EXERCISE DIRECTIONS: Look through the material below. Copy each line that contains the string "JSON".

[start]

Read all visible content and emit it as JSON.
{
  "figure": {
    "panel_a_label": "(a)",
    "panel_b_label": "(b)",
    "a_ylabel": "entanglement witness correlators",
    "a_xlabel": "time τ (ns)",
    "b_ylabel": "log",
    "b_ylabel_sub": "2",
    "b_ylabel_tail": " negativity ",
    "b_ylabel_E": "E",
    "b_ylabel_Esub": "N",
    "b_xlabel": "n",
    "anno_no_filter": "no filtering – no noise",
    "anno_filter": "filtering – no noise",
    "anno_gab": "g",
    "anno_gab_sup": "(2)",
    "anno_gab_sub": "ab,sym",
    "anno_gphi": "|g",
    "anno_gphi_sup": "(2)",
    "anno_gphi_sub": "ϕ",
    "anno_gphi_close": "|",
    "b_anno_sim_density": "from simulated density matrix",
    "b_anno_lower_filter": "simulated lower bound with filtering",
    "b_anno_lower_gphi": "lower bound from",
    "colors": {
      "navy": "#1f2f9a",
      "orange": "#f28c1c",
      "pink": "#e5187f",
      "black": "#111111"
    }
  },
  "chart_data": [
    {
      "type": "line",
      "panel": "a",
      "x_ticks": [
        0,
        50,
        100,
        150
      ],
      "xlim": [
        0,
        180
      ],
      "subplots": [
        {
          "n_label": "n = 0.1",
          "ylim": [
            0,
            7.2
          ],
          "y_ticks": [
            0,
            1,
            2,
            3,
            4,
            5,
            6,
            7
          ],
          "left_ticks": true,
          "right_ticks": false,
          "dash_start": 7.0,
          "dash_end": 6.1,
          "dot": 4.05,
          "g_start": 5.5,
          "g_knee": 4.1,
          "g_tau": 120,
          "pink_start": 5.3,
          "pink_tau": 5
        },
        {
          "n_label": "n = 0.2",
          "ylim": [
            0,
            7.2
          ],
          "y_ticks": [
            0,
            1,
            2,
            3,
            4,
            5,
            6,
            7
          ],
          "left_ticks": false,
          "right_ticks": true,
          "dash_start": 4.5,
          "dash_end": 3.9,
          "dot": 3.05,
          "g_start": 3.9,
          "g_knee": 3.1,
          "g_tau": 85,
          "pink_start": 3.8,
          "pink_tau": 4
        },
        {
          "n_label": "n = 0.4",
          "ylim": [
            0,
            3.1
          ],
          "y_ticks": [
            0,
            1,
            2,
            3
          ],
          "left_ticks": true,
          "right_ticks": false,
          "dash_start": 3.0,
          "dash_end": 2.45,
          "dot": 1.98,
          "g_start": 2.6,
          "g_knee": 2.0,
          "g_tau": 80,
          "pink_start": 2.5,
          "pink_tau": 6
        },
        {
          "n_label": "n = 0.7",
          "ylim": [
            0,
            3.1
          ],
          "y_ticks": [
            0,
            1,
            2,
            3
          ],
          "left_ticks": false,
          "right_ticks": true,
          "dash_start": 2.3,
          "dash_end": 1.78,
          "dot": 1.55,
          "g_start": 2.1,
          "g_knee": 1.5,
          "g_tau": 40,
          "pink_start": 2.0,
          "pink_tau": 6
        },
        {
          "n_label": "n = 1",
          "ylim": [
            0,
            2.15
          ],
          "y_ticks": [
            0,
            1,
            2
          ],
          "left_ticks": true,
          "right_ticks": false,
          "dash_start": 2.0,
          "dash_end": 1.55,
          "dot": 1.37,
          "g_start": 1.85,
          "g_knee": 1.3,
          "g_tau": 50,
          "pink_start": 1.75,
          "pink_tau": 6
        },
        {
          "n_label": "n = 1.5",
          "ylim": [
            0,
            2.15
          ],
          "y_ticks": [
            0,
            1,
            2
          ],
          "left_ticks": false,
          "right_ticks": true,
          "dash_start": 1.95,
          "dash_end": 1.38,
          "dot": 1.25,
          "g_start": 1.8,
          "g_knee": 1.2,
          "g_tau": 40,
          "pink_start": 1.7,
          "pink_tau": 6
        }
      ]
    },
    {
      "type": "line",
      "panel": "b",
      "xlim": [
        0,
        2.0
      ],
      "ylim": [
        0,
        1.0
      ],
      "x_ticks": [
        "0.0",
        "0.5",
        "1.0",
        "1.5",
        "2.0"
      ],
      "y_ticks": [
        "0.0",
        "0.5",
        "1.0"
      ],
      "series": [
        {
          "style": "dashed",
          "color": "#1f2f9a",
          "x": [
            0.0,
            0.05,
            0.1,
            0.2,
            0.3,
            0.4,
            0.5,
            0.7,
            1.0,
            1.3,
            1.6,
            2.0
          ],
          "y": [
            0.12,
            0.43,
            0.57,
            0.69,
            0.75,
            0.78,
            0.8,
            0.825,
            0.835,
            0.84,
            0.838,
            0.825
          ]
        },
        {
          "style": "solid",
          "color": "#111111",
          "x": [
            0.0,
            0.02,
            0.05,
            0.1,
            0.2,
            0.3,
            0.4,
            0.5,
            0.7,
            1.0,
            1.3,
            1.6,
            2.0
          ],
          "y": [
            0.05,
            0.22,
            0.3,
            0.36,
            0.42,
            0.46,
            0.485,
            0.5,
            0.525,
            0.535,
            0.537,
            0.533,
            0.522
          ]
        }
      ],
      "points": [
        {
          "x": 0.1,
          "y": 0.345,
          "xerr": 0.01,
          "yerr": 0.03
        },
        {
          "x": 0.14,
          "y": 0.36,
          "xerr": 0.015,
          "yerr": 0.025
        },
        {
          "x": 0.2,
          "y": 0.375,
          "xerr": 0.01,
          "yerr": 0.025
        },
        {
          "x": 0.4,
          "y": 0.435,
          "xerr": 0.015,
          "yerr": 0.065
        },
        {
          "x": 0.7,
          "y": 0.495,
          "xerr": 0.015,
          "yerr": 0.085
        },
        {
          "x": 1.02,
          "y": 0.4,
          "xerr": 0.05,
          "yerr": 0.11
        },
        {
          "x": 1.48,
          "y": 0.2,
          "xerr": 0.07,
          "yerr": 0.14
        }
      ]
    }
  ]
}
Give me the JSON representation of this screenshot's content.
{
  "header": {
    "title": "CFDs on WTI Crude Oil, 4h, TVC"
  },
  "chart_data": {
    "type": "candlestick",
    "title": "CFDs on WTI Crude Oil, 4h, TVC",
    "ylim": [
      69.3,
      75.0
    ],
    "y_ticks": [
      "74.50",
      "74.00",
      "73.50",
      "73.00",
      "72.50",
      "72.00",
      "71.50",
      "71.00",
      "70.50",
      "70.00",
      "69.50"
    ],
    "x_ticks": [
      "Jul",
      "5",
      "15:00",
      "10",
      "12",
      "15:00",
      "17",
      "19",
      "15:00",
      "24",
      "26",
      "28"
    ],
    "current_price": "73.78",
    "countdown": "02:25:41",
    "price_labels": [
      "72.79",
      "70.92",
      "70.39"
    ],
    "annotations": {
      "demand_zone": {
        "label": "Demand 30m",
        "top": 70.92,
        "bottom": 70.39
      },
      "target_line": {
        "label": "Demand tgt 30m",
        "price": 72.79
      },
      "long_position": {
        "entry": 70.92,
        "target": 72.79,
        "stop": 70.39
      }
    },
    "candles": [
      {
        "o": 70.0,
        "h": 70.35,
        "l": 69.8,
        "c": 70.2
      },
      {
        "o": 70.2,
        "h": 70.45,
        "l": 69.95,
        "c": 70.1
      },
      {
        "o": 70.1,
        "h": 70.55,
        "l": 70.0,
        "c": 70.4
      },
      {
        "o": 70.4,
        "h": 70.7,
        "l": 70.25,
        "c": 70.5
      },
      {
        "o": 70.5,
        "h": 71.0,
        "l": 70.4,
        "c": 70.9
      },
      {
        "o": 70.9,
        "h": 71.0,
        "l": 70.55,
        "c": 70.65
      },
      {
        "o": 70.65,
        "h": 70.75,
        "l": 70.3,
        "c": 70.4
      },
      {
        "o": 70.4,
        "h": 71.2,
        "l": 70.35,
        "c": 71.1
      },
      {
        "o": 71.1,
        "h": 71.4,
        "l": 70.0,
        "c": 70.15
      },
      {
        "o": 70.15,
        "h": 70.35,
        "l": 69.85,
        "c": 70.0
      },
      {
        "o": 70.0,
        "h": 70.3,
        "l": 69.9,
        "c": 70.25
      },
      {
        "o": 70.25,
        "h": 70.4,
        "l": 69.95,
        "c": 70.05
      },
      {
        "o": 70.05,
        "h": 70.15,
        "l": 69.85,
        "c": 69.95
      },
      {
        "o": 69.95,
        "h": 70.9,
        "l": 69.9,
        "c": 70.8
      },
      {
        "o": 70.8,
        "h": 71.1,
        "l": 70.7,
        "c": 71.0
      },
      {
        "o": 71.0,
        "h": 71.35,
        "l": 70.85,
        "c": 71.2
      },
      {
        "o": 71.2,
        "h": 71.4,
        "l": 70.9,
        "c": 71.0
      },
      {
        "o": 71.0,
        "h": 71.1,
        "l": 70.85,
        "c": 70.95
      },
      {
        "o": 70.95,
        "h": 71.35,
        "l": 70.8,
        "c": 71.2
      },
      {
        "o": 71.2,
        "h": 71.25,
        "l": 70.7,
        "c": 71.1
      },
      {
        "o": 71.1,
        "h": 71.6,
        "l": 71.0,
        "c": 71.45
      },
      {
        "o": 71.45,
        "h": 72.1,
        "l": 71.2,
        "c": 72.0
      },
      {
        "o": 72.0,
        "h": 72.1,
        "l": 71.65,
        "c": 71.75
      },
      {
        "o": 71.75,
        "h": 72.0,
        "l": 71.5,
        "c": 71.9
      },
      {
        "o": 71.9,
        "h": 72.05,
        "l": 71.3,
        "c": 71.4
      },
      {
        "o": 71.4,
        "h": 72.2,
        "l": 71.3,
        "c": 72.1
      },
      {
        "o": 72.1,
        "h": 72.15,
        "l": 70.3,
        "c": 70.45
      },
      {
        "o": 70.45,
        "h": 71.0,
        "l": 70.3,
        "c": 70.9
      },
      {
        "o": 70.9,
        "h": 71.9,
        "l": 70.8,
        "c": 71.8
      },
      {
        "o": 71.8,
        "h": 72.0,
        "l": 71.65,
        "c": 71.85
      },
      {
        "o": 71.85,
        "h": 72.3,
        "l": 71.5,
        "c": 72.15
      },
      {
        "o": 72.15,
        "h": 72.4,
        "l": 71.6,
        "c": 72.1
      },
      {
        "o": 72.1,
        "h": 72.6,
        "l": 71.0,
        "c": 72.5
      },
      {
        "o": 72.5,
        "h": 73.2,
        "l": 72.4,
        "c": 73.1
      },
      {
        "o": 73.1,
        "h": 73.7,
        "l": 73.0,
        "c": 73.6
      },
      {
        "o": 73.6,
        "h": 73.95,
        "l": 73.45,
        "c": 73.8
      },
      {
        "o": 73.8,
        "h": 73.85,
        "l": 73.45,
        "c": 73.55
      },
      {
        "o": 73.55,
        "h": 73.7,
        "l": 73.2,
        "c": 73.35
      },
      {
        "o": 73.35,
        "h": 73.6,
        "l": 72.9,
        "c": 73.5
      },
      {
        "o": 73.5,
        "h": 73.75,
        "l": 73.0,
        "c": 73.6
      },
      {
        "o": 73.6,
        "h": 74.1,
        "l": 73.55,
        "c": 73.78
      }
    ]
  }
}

[end]

RESULT:
Read all visible content and emit it as JSON.
Give me the JSON representation of this screenshot's content.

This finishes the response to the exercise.